▶ _EXERCISE AIM_: In the listing below, find every line with the string "fatal" and pull it out.

▶ _EXTRACTED INFORMATION_:
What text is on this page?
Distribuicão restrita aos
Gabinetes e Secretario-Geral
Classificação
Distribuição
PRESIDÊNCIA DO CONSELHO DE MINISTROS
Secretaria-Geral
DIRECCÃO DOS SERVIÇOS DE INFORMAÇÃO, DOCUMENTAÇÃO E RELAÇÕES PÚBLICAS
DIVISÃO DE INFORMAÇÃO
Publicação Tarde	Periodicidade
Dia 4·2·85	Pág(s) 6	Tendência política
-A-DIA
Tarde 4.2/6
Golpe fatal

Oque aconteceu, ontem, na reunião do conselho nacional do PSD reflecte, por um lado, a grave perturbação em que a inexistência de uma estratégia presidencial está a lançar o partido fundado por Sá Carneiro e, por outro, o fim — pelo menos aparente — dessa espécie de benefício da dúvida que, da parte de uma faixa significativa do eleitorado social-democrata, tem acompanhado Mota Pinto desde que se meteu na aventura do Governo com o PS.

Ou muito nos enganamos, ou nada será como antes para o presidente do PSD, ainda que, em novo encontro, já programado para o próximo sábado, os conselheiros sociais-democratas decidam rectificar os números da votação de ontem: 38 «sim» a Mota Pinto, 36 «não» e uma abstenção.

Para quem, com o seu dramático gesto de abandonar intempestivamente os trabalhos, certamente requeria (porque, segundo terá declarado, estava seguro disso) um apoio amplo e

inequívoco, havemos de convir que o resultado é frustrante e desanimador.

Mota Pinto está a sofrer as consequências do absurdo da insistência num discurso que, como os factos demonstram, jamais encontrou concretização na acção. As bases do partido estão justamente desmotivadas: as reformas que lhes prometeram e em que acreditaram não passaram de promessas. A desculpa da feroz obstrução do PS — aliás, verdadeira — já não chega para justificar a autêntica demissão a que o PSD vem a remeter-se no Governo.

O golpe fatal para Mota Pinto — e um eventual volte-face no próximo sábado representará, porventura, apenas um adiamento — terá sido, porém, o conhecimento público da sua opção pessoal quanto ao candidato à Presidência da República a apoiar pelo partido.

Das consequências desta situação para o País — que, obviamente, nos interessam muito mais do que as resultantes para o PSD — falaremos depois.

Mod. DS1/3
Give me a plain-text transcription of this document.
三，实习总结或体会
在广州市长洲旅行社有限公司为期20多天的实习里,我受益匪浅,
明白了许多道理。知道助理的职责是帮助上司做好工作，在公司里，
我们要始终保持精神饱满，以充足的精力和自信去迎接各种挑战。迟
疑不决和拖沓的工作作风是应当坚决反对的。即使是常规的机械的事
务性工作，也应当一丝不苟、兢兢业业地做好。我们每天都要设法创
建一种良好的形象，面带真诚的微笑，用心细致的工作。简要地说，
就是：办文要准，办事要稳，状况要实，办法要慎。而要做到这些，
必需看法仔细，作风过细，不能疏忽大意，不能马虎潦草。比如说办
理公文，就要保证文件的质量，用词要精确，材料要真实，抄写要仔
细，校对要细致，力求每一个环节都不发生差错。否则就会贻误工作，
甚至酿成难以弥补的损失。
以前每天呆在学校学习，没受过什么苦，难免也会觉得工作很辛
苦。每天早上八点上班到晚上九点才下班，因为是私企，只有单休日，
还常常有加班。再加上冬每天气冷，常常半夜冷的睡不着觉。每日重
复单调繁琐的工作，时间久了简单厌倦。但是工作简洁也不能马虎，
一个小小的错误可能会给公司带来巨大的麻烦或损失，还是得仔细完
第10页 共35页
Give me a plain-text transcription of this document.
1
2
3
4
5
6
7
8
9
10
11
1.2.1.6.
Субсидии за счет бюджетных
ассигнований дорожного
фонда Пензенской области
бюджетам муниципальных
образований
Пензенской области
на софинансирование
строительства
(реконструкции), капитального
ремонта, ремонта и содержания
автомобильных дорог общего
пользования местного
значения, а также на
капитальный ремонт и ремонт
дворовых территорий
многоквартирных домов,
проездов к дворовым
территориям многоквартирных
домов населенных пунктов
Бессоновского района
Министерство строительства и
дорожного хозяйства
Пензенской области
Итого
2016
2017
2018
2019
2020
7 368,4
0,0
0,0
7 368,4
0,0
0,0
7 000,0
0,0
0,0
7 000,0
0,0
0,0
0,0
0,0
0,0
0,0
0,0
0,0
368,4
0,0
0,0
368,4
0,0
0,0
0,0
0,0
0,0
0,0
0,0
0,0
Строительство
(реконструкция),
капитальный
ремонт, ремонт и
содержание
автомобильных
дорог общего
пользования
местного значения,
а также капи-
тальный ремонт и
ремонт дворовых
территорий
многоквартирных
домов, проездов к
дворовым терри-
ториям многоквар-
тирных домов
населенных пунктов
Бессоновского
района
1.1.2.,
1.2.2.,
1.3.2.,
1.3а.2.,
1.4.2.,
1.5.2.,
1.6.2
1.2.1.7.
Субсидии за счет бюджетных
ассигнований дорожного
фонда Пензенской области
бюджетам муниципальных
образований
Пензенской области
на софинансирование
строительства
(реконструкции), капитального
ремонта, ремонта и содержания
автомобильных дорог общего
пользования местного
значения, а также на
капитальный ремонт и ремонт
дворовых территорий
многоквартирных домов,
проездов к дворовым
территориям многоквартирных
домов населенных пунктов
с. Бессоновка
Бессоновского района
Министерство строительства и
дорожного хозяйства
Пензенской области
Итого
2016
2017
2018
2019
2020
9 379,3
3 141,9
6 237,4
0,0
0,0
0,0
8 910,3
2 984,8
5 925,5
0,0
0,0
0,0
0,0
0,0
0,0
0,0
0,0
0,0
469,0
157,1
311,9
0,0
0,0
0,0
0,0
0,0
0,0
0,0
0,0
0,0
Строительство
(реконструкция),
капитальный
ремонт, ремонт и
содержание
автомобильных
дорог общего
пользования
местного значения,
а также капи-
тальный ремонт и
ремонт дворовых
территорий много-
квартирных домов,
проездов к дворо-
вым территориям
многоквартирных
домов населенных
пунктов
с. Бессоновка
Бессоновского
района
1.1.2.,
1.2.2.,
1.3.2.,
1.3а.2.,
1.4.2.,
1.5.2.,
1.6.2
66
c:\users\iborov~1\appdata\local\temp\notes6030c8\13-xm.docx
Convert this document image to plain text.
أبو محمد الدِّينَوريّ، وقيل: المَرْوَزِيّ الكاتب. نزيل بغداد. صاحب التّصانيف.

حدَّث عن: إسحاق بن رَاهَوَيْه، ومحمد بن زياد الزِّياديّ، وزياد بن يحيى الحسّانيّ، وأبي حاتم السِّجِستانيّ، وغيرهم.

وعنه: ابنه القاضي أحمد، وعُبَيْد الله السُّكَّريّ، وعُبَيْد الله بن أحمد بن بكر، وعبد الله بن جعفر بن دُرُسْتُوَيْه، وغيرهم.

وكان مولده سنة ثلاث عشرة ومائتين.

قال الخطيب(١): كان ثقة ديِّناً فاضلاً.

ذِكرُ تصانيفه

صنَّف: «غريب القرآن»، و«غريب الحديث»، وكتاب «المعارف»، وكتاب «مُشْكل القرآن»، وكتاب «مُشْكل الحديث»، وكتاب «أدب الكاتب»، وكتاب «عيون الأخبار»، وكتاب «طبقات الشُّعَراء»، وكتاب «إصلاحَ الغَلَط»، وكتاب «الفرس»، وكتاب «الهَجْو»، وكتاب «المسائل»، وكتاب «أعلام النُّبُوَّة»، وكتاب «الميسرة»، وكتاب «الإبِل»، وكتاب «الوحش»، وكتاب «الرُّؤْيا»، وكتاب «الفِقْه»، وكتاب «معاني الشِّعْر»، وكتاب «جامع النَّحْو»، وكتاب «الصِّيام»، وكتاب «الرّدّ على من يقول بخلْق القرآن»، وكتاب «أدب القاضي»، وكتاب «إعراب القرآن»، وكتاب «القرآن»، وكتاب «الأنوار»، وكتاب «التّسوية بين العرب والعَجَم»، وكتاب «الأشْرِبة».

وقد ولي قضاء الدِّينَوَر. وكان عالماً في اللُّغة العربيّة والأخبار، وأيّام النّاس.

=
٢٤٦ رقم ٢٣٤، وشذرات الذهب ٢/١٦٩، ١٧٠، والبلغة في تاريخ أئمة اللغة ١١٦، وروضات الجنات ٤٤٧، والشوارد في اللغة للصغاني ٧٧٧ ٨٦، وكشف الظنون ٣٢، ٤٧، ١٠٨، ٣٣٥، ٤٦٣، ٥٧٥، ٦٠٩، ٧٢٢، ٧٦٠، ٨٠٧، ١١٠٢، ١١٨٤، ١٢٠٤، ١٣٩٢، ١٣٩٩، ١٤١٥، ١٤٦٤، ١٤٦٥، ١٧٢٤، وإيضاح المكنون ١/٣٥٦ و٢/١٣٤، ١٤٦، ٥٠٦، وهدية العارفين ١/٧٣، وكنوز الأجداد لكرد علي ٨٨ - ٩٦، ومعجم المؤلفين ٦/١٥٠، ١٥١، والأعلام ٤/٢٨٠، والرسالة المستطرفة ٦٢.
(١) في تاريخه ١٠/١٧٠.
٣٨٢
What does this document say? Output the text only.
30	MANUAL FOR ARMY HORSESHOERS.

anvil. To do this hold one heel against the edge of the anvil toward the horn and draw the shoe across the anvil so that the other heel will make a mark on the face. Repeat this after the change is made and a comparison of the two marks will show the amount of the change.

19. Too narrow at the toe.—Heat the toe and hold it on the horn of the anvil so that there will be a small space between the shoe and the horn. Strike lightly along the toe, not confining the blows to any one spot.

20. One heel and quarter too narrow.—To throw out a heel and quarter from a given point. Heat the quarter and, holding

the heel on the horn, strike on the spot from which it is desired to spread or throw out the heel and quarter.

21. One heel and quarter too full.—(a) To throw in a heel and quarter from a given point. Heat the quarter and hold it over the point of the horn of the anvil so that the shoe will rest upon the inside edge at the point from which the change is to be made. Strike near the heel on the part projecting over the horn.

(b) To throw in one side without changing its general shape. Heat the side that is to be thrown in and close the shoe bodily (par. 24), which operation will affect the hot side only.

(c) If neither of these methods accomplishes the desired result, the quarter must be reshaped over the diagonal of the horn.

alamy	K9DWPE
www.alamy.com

▶ _RESPONSE TO THE TASK_:
Golpe fatal
O golpe fatal para Mota Pinto — e um eventual volte-face no próximo sábado representará, porventura, apenas um adiamento — terá sido, porém, o conhecimento público da sua opção pessoal quanto ao candidato à Presidência da República a apoiar pelo partido.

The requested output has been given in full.